··· RECORD SET ···

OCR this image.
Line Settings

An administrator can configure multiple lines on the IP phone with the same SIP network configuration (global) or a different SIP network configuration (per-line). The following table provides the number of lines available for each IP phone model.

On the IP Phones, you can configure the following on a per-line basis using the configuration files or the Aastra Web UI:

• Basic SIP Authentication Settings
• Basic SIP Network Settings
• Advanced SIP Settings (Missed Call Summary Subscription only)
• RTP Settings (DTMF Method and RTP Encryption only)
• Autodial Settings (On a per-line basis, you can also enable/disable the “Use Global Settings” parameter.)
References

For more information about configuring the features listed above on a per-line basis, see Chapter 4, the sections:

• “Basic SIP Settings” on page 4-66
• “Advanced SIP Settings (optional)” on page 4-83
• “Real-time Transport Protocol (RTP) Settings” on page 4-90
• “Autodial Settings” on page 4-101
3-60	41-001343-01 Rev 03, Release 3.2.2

···

**STATED GOAL:** Return the whole listing exactly.

**EXPECTED OUTPUT:**
OCR this image.
Line Settings

An administrator can configure multiple lines on the IP phone with the same SIP network configuration (global) or a different SIP network configuration (per-line). The following table provides the number of lines available for each IP phone model.

On the IP Phones, you can configure the following on a per-line basis using the configuration files or the Aastra Web UI:

• Basic SIP Authentication Settings
• Basic SIP Network Settings
• Advanced SIP Settings (Missed Call Summary Subscription only)
• RTP Settings (DTMF Method and RTP Encryption only)
• Autodial Settings (On a per-line basis, you can also enable/disable the “Use Global Settings” parameter.)
References

For more information about configuring the features listed above on a per-line basis, see Chapter 4, the sections:

• “Basic SIP Settings” on page 4-66
• “Advanced SIP Settings (optional)” on page 4-83
• “Real-time Transport Protocol (RTP) Settings” on page 4-90
• “Autodial Settings” on page 4-101
3-60	41-001343-01 Rev 03, Release 3.2.2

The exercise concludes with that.